## What is being asked:
Identify every line in the rows below that contains the word "List", and copy each such line. Treat uppercase and lowercase letters as distinct.
---- Working data
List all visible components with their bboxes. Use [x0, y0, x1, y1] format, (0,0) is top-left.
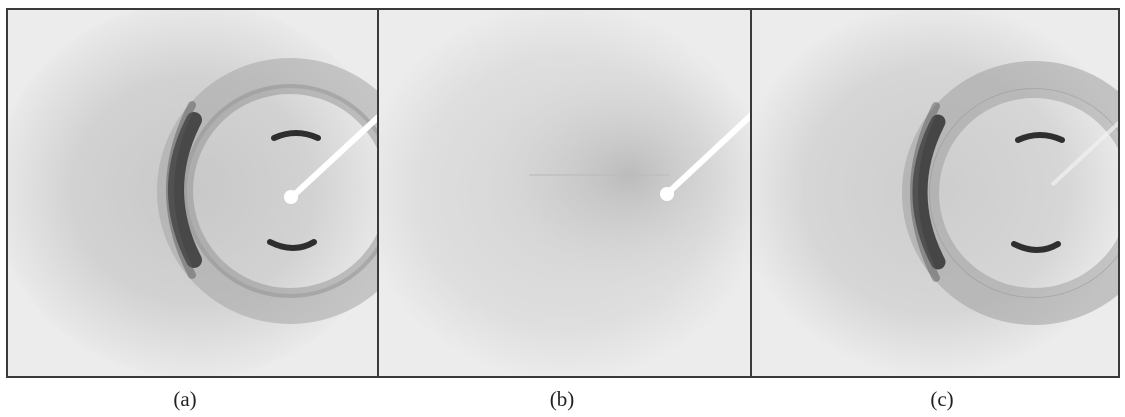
- diffraction-panel-a: [8, 10, 377, 376]
- diffraction-pattern-c-image: [752, 10, 1118, 376]
- diffraction-pattern-a-image: [8, 10, 377, 376]
- diffraction-panel-c: [752, 10, 1118, 376]
- panel-caption-c: (c): [930, 387, 954, 411]
- panel-divider: [377, 10, 379, 376]
- figure-panel-strip: [6, 8, 1120, 378]
- panel-caption-b: (b): [549, 387, 575, 411]
- diffraction-panel-b: [379, 10, 750, 376]
- panel-caption-a: (a): [173, 387, 197, 411]
- panel-divider: [750, 10, 752, 376]
- diffraction-pattern-b-image: [379, 10, 750, 376]
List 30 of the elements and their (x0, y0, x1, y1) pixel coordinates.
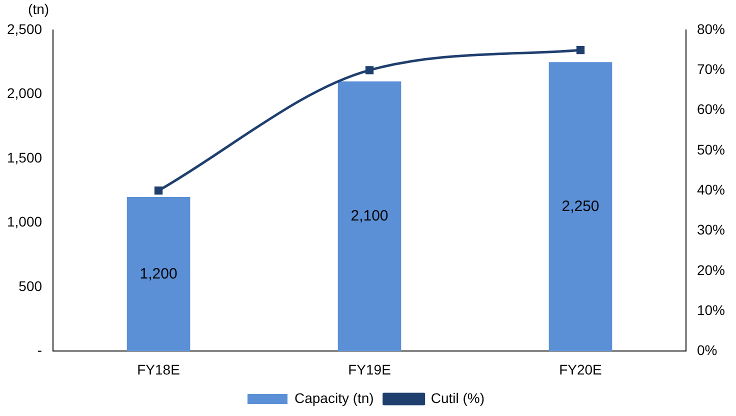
--------
## Full answer:
List all visible components with their bboxes. Use [x0, y0, x1, y1] format, (0,0) is top-left.
List 30 of the elements and their (x0, y0, x1, y1) pixel coordinates.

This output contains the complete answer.